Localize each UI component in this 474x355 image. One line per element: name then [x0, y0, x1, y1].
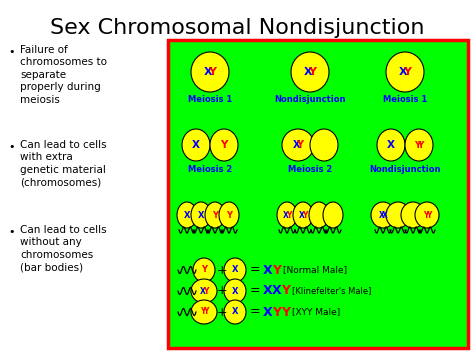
Ellipse shape	[282, 129, 314, 161]
Text: Y: Y	[203, 307, 208, 317]
Text: Y: Y	[281, 306, 290, 318]
Text: X: X	[192, 140, 200, 150]
Ellipse shape	[224, 279, 246, 303]
Ellipse shape	[310, 129, 338, 161]
Text: X: X	[263, 306, 273, 318]
Text: [Normal Male]: [Normal Male]	[283, 266, 347, 274]
Text: X: X	[292, 140, 300, 150]
Text: Can lead to cells
without any
chromosomes
(bar bodies): Can lead to cells without any chromosome…	[20, 225, 107, 272]
Text: Y: Y	[272, 263, 281, 277]
Ellipse shape	[205, 202, 225, 228]
Text: =: =	[250, 284, 261, 297]
Text: Y: Y	[286, 211, 291, 219]
Text: X: X	[387, 140, 395, 150]
Ellipse shape	[401, 202, 425, 228]
Text: Meiosis 1: Meiosis 1	[383, 95, 427, 104]
Ellipse shape	[415, 202, 439, 228]
Ellipse shape	[291, 52, 329, 92]
Text: Y: Y	[426, 211, 431, 219]
Text: Sex Chromosomal Nondisjunction: Sex Chromosomal Nondisjunction	[50, 18, 424, 38]
Ellipse shape	[193, 258, 215, 282]
Text: Y: Y	[201, 266, 207, 274]
Text: Y: Y	[212, 211, 218, 219]
Ellipse shape	[182, 129, 210, 161]
Text: +: +	[217, 263, 228, 277]
Ellipse shape	[277, 202, 297, 228]
Text: Y: Y	[403, 67, 411, 77]
Text: Y: Y	[226, 211, 232, 219]
Text: X: X	[263, 263, 273, 277]
Text: =: =	[250, 263, 261, 277]
Text: X: X	[263, 284, 273, 297]
Text: X: X	[204, 67, 212, 77]
Text: X: X	[382, 211, 387, 219]
Ellipse shape	[191, 300, 217, 324]
Text: X: X	[232, 286, 238, 295]
Text: Y: Y	[281, 284, 290, 297]
Text: Can lead to cells
with extra
genetic material
(chromosomes): Can lead to cells with extra genetic mat…	[20, 140, 107, 187]
Text: Y: Y	[302, 211, 307, 219]
Text: X: X	[399, 67, 407, 77]
Text: X: X	[272, 284, 282, 297]
Text: Meiosis 2: Meiosis 2	[288, 165, 332, 174]
Ellipse shape	[177, 202, 197, 228]
Ellipse shape	[224, 300, 246, 324]
Text: Nondisjunction: Nondisjunction	[369, 165, 441, 174]
Text: Y: Y	[423, 211, 428, 219]
Text: X: X	[232, 307, 238, 317]
Text: [Klinefelter's Male]: [Klinefelter's Male]	[292, 286, 371, 295]
Text: Y: Y	[308, 67, 316, 77]
Ellipse shape	[293, 202, 313, 228]
Ellipse shape	[219, 202, 239, 228]
Text: Failure of
chromosomes to
separate
properly during
meiosis: Failure of chromosomes to separate prope…	[20, 45, 107, 105]
Text: Meiosis 1: Meiosis 1	[188, 95, 232, 104]
Text: Y: Y	[208, 67, 216, 77]
Ellipse shape	[224, 258, 246, 282]
Text: X: X	[299, 211, 304, 219]
Text: •: •	[8, 227, 15, 237]
Text: Meiosis 2: Meiosis 2	[188, 165, 232, 174]
Bar	[168, 40, 468, 348]
Text: Y: Y	[203, 286, 208, 295]
Text: X: X	[184, 211, 190, 219]
Text: X: X	[198, 211, 204, 219]
Text: •: •	[8, 142, 15, 152]
Ellipse shape	[191, 279, 217, 303]
Text: X: X	[283, 211, 289, 219]
Ellipse shape	[405, 129, 433, 161]
Ellipse shape	[386, 52, 424, 92]
Text: =: =	[250, 306, 261, 318]
Text: Nondisjunction: Nondisjunction	[274, 95, 346, 104]
Text: Y: Y	[418, 141, 424, 149]
Ellipse shape	[309, 202, 329, 228]
Text: •: •	[8, 47, 15, 57]
Ellipse shape	[191, 202, 211, 228]
Text: Y: Y	[272, 306, 281, 318]
Text: +: +	[217, 306, 228, 318]
Text: Y: Y	[296, 140, 303, 150]
Text: Y: Y	[200, 307, 205, 317]
Text: Y: Y	[220, 140, 228, 150]
Text: X: X	[200, 286, 206, 295]
Ellipse shape	[191, 52, 229, 92]
Text: +: +	[217, 284, 228, 297]
Ellipse shape	[377, 129, 405, 161]
Text: Y: Y	[414, 141, 420, 149]
Ellipse shape	[323, 202, 343, 228]
Ellipse shape	[371, 202, 395, 228]
Text: X: X	[232, 266, 238, 274]
Text: [XYY Male]: [XYY Male]	[292, 307, 340, 317]
Text: X: X	[379, 211, 384, 219]
Text: X: X	[304, 67, 312, 77]
Ellipse shape	[210, 129, 238, 161]
Ellipse shape	[386, 202, 410, 228]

····················

Exercise goal: Leaving the pictures out, set down all of the data again exactly.

Answer section:
Localize each UI component in this 474x355 image. One line per element: name then [x0, y0, x1, y1].
Ellipse shape	[282, 129, 314, 161]
Text: Y: Y	[203, 307, 208, 317]
Text: Y: Y	[281, 306, 290, 318]
Text: X: X	[192, 140, 200, 150]
Ellipse shape	[224, 279, 246, 303]
Ellipse shape	[310, 129, 338, 161]
Text: X: X	[263, 306, 273, 318]
Text: [Normal Male]: [Normal Male]	[283, 266, 347, 274]
Text: X: X	[292, 140, 300, 150]
Text: Can lead to cells
without any
chromosomes
(bar bodies): Can lead to cells without any chromosome…	[20, 225, 107, 272]
Text: Y: Y	[272, 263, 281, 277]
Ellipse shape	[205, 202, 225, 228]
Text: =: =	[250, 284, 261, 297]
Text: Y: Y	[286, 211, 291, 219]
Text: X: X	[387, 140, 395, 150]
Ellipse shape	[401, 202, 425, 228]
Text: Meiosis 1: Meiosis 1	[383, 95, 427, 104]
Ellipse shape	[415, 202, 439, 228]
Ellipse shape	[291, 52, 329, 92]
Text: Y: Y	[426, 211, 431, 219]
Text: Sex Chromosomal Nondisjunction: Sex Chromosomal Nondisjunction	[50, 18, 424, 38]
Ellipse shape	[193, 258, 215, 282]
Text: Y: Y	[201, 266, 207, 274]
Text: Y: Y	[212, 211, 218, 219]
Ellipse shape	[182, 129, 210, 161]
Text: +: +	[217, 263, 228, 277]
Ellipse shape	[277, 202, 297, 228]
Text: Y: Y	[403, 67, 411, 77]
Text: Y: Y	[226, 211, 232, 219]
Text: X: X	[263, 263, 273, 277]
Text: =: =	[250, 263, 261, 277]
Text: X: X	[263, 284, 273, 297]
Text: X: X	[204, 67, 212, 77]
Text: X: X	[382, 211, 387, 219]
Ellipse shape	[191, 300, 217, 324]
Text: X: X	[232, 286, 238, 295]
Text: Y: Y	[281, 284, 290, 297]
Text: Can lead to cells
with extra
genetic material
(chromosomes): Can lead to cells with extra genetic mat…	[20, 140, 107, 187]
Text: Y: Y	[302, 211, 307, 219]
Text: X: X	[399, 67, 407, 77]
Text: X: X	[272, 284, 282, 297]
Text: Meiosis 2: Meiosis 2	[288, 165, 332, 174]
Ellipse shape	[177, 202, 197, 228]
Ellipse shape	[224, 300, 246, 324]
Text: Nondisjunction: Nondisjunction	[369, 165, 441, 174]
Text: Y: Y	[423, 211, 428, 219]
Text: X: X	[232, 307, 238, 317]
Text: [Klinefelter's Male]: [Klinefelter's Male]	[292, 286, 371, 295]
Text: Y: Y	[308, 67, 316, 77]
Ellipse shape	[293, 202, 313, 228]
Ellipse shape	[219, 202, 239, 228]
Text: Failure of
chromosomes to
separate
properly during
meiosis: Failure of chromosomes to separate prope…	[20, 45, 107, 105]
Text: Meiosis 1: Meiosis 1	[188, 95, 232, 104]
Text: Y: Y	[208, 67, 216, 77]
Ellipse shape	[224, 258, 246, 282]
Text: X: X	[299, 211, 304, 219]
Text: •: •	[8, 227, 15, 237]
Text: Meiosis 2: Meiosis 2	[188, 165, 232, 174]
Bar	[168, 40, 468, 348]
Text: Y: Y	[203, 286, 208, 295]
Text: X: X	[184, 211, 190, 219]
Text: X: X	[198, 211, 204, 219]
Text: •: •	[8, 142, 15, 152]
Ellipse shape	[191, 279, 217, 303]
Text: X: X	[283, 211, 289, 219]
Ellipse shape	[405, 129, 433, 161]
Ellipse shape	[386, 52, 424, 92]
Text: =: =	[250, 306, 261, 318]
Text: Nondisjunction: Nondisjunction	[274, 95, 346, 104]
Text: Y: Y	[418, 141, 424, 149]
Ellipse shape	[309, 202, 329, 228]
Text: •: •	[8, 47, 15, 57]
Ellipse shape	[191, 202, 211, 228]
Text: Y: Y	[272, 306, 281, 318]
Text: +: +	[217, 306, 228, 318]
Text: Y: Y	[296, 140, 303, 150]
Text: Y: Y	[200, 307, 205, 317]
Text: Y: Y	[220, 140, 228, 150]
Text: X: X	[200, 286, 206, 295]
Ellipse shape	[191, 52, 229, 92]
Text: +: +	[217, 284, 228, 297]
Ellipse shape	[377, 129, 405, 161]
Text: Y: Y	[414, 141, 420, 149]
Ellipse shape	[323, 202, 343, 228]
Ellipse shape	[371, 202, 395, 228]
Text: X: X	[232, 266, 238, 274]
Text: [XYY Male]: [XYY Male]	[292, 307, 340, 317]
Text: X: X	[379, 211, 384, 219]
Text: X: X	[304, 67, 312, 77]
Ellipse shape	[210, 129, 238, 161]
Ellipse shape	[386, 202, 410, 228]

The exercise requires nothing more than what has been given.